▶ _What is asked_: Find and copy every line in the records that includes the string "arrow".
--- begin ---
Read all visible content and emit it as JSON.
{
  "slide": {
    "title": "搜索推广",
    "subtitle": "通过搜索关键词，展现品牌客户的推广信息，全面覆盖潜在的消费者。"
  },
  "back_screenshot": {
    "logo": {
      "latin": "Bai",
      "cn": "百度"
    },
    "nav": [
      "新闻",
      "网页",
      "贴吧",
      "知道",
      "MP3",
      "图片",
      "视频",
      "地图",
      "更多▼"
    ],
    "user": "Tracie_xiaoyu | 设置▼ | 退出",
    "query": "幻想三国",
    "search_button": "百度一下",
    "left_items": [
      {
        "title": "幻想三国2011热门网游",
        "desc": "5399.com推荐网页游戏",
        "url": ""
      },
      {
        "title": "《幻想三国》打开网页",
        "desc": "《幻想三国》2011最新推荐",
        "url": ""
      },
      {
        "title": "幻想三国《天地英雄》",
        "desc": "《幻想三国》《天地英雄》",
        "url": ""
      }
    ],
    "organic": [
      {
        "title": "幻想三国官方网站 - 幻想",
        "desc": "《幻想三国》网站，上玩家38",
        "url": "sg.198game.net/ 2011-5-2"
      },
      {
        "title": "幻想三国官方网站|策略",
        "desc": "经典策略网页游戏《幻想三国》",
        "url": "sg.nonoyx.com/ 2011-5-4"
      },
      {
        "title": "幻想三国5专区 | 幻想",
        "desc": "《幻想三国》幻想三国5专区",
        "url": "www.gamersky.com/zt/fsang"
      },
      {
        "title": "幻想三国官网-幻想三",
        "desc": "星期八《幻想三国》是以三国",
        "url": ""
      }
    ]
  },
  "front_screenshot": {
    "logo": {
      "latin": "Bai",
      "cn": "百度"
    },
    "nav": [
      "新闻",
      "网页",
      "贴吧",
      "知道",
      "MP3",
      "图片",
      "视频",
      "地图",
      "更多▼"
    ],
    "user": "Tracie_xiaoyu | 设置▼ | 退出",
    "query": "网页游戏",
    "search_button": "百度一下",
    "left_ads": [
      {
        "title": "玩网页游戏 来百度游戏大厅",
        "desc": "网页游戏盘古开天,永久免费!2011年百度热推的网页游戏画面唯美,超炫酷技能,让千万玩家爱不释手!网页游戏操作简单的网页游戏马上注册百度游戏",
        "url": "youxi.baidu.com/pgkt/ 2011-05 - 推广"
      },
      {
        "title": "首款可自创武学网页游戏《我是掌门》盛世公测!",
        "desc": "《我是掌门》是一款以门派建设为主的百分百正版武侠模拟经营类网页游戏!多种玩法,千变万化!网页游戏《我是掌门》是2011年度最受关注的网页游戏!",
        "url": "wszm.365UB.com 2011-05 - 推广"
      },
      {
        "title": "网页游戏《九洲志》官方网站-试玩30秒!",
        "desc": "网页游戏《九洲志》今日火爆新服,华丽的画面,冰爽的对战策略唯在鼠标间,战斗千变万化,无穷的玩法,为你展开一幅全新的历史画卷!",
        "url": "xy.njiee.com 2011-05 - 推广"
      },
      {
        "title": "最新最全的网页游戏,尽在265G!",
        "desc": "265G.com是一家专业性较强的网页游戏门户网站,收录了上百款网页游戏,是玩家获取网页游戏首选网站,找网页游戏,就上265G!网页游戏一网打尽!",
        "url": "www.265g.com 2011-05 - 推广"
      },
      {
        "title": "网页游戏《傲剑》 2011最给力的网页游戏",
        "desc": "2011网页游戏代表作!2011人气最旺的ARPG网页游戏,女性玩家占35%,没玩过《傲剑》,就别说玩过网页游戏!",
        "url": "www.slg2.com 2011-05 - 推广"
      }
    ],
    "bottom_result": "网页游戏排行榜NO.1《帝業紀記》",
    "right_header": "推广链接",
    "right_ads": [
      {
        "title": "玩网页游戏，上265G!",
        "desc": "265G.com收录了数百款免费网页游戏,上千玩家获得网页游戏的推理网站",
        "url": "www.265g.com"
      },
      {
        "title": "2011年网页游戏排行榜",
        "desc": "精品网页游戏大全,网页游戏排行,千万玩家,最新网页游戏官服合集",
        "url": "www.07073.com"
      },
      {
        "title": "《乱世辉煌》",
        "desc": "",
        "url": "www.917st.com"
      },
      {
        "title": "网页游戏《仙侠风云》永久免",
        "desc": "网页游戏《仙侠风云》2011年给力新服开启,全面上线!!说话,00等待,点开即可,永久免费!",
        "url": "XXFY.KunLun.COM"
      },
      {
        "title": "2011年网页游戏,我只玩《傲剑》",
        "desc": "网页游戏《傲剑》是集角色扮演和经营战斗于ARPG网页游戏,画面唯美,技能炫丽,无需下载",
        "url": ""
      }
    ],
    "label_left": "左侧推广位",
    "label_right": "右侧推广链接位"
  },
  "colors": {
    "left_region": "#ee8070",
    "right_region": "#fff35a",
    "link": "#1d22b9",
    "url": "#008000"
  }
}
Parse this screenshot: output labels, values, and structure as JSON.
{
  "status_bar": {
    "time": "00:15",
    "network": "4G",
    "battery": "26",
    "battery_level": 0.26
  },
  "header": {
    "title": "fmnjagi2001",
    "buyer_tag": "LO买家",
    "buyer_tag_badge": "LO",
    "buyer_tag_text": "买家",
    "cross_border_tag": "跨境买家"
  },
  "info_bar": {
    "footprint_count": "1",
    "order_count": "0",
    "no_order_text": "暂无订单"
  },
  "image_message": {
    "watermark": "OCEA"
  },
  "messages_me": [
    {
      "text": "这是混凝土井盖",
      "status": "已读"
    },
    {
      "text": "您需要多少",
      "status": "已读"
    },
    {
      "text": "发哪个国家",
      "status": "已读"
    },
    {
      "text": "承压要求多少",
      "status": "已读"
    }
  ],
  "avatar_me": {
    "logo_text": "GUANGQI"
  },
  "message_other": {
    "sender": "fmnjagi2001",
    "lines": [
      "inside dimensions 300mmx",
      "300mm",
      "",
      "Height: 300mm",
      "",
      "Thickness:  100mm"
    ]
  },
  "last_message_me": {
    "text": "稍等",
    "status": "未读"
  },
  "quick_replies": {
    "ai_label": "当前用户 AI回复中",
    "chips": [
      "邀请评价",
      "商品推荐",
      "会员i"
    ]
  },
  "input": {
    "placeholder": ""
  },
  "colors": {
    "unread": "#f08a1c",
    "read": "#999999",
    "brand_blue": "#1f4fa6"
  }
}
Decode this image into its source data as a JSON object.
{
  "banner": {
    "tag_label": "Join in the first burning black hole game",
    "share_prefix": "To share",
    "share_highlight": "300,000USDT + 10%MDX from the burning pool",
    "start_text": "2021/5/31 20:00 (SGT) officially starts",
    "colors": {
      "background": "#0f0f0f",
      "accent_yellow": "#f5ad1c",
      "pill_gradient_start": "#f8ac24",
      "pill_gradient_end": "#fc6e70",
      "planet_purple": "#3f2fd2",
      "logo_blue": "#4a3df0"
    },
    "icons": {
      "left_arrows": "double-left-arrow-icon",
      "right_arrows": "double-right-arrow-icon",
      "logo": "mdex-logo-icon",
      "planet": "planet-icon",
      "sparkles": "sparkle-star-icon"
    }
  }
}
--- end ---
▶ _Task output_:
      "left_arrows": "double-left-arrow-icon",
      "right_arrows": "double-right-arrow-icon",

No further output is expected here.